■ ACTIVITIES
1 - Reproduce everything in the Saul Williams feature from "But Saul Williams" down to "Williams thang, right?".
2 - According to the Saul Williams feature, why does it not matter whether readers pay for the album?
3 - Translate the sentence "Saul Williams is no longer a rapper or a poet, that's true." from the Saul Williams feature into French.

■ PAGE EXTRACT
=-=-=-=-=

8hands Featured Artist: Saul Williams
I know what you're thinking: Everybody wants to be Radiohead and that's why Saul Williams' new album "The Inevitable Rise and Liberation of NiggyTardust!" gives us all a choice – pay 5 dollars and download the full album in a great 320Kbps MP3 format or pay nothing and download the full album in an almost-as-good 192Kbs MP3 format (just so you'll know, Radiohead's album came in a disappointing 160Kbs MP3 format).
But Saul Williams is not aiming to be Radiohead. Actually, it won't surprise me if I find out that Williams thought of this great idea long before anyone else. See, I adore Radiohead - just like the rest of the world I'm in love with "In Rainbows" and believe that these British guys are pure geniuses, but free music for the masses sounds like a good ol' Saul Williams thang, right?

Of course, what matter is not the how but the what, and Saul Williams' new album, again - kinda like Radiohead's one, is one gigantic superlicous "what". As soon as our tiny 8hands octopus got a hold of it he started to throw all of his hands in the air. In other words, our purple little friend went social, and I'm not talking about networking.
Saul Williams was always a political being and a great musician and he still is. He also used to be a hip-hopper and a poet, but not no more – he took his hip-hopping to such a far away place that you could hardly find it and he left his preaching ways in the street that raised him. Seriously, you can hardly recognize the new Saul Williams.
His lyrics are still sharp and his attitude is as hard as ever, but the theme changed – he sings, yells and pushes the beats that Trent Reznor produced for him to the maximum. You can find tons of different influences in it – from the album title's "NiggyTardust" through the hardcore Autechre-like "Black History Month" and all the way to the "Sunday Bloody Sunday" cover. Saul Williams is no longer a rapper or a poet, that's true. But he is one talented artist. So download his album, for free or not for free. It doesn't really matter, as long as you listen to the music.

=-=-=-=-=

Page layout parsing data
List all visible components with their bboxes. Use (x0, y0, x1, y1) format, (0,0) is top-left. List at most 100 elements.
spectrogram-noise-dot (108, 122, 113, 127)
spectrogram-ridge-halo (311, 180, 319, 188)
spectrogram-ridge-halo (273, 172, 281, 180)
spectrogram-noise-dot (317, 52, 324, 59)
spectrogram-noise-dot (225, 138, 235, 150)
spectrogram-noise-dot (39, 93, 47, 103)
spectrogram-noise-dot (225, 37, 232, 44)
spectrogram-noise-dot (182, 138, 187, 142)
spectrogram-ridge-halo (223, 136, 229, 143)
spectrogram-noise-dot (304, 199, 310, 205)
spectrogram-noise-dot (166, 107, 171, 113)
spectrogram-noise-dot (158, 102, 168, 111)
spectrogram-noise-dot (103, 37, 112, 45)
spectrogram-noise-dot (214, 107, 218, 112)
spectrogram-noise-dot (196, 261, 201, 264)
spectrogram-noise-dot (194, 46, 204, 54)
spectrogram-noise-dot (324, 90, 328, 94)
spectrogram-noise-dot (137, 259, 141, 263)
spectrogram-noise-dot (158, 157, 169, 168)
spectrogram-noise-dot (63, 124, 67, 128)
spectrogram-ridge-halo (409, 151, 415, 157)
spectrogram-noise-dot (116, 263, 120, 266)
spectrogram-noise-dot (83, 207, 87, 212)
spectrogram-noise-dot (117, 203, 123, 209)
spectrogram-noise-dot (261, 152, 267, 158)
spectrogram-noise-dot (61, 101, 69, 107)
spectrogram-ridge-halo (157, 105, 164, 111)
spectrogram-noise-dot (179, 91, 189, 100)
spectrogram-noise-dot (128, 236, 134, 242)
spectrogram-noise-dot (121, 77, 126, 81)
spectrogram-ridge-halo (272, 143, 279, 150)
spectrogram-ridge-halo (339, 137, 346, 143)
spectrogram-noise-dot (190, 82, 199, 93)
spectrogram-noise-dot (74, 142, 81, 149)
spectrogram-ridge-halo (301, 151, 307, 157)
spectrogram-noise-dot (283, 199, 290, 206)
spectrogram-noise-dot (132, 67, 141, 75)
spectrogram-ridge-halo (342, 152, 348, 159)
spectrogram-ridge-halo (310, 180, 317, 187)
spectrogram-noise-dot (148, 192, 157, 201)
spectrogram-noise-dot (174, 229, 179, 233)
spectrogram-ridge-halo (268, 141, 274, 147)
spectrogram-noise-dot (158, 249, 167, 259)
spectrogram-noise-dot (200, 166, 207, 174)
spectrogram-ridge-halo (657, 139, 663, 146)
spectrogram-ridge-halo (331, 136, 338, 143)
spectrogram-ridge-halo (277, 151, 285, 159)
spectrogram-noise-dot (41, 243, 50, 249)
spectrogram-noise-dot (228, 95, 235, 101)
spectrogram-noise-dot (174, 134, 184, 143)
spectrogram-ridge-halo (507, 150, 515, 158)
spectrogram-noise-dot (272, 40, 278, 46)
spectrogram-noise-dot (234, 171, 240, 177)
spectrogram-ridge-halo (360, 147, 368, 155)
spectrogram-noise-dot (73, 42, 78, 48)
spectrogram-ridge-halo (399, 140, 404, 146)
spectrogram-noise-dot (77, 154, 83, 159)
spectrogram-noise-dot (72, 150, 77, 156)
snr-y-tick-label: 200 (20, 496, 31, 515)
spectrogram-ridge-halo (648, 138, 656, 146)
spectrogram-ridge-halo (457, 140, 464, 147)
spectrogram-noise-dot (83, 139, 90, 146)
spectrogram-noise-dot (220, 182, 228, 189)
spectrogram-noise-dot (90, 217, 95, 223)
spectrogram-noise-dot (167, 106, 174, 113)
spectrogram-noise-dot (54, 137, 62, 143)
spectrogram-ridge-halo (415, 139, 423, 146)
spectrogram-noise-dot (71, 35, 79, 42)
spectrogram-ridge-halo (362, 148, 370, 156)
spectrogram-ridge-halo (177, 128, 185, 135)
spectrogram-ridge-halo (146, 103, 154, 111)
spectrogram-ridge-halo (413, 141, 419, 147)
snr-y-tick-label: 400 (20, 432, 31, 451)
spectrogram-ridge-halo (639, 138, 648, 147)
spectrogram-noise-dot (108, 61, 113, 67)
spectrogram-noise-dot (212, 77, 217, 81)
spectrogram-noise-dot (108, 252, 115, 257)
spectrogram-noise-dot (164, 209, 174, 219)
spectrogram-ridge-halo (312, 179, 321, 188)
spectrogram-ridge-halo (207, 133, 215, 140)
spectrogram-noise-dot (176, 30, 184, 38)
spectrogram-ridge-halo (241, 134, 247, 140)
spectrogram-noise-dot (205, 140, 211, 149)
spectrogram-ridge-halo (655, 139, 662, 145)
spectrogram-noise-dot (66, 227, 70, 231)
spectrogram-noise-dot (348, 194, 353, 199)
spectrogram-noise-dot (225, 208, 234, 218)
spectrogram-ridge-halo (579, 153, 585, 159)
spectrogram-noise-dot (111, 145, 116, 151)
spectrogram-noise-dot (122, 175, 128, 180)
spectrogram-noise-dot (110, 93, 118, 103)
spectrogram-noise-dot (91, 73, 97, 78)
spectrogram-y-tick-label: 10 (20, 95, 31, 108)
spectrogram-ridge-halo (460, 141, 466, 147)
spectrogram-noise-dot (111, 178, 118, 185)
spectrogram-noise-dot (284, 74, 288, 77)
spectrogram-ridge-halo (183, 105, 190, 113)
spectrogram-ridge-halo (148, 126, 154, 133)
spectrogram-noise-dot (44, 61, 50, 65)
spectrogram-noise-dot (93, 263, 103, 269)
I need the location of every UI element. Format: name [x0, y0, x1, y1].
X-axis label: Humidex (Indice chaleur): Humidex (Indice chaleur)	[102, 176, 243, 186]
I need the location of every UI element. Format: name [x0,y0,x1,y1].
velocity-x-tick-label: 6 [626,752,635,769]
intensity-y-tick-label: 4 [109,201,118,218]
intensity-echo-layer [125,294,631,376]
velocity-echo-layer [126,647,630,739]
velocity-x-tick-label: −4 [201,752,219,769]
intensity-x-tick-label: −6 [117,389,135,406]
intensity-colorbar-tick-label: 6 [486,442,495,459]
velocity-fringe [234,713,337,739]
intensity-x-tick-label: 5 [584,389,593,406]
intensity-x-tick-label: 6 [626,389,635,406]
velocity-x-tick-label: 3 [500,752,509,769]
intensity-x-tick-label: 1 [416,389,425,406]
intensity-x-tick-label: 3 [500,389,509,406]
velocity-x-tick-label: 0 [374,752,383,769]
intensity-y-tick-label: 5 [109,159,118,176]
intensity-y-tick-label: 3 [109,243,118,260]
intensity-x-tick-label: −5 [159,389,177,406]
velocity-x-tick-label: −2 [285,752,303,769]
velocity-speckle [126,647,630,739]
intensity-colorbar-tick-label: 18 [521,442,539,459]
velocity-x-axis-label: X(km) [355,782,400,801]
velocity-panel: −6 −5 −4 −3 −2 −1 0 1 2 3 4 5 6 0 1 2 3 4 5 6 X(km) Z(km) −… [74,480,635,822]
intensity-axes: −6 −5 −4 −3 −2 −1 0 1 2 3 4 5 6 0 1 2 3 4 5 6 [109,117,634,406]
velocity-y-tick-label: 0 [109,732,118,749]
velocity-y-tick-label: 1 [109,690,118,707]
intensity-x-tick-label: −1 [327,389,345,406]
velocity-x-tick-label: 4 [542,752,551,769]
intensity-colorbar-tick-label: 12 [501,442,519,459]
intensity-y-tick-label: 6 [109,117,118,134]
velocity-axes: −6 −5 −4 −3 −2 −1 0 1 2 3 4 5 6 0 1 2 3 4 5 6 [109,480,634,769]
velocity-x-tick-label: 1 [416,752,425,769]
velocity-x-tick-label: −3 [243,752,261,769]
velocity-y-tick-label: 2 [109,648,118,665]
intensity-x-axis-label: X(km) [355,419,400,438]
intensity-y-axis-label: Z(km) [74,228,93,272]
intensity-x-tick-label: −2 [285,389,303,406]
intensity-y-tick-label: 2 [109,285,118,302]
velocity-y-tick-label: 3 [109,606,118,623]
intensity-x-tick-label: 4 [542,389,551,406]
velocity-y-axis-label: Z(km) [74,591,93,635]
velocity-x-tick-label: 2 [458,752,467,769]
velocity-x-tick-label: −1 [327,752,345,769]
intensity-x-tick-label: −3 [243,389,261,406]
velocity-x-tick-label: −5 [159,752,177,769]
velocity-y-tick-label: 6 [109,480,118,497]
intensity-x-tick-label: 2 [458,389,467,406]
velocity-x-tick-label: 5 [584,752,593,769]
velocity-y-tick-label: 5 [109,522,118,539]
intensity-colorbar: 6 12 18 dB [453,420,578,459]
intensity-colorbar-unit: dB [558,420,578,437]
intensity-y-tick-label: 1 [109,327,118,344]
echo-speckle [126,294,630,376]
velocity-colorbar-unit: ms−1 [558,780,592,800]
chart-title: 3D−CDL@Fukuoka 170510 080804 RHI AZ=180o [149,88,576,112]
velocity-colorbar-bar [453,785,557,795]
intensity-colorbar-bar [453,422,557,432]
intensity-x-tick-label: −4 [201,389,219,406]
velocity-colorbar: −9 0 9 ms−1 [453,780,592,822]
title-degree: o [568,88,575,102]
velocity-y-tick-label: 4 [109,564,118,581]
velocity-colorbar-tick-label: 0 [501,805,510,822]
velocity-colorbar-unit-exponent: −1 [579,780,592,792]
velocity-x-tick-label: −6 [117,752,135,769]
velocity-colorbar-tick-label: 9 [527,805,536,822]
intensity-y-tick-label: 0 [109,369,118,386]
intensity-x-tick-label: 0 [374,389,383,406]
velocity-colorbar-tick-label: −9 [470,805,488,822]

=-=-=-=-=

■ SOLUTIONS
1 -
But Saul Williams is not aiming to be Radiohead. Actually, it won't surprise me if I find out that Williams thought of this great idea long before anyone else. See, I adore Radiohead - just like the rest of the world I'm in love with "In Rainbows" and believe that these British guys are pure geniuses, but free music for the masses sounds like a good ol' Saul Williams thang, right?

2 - The writer says the price does not matter as long as readers listen to the music. Earlier, the feature also states that what matters is not the how but the what.

3 - Saul Williams n'est plus un rappeur ni un poète, c'est vrai.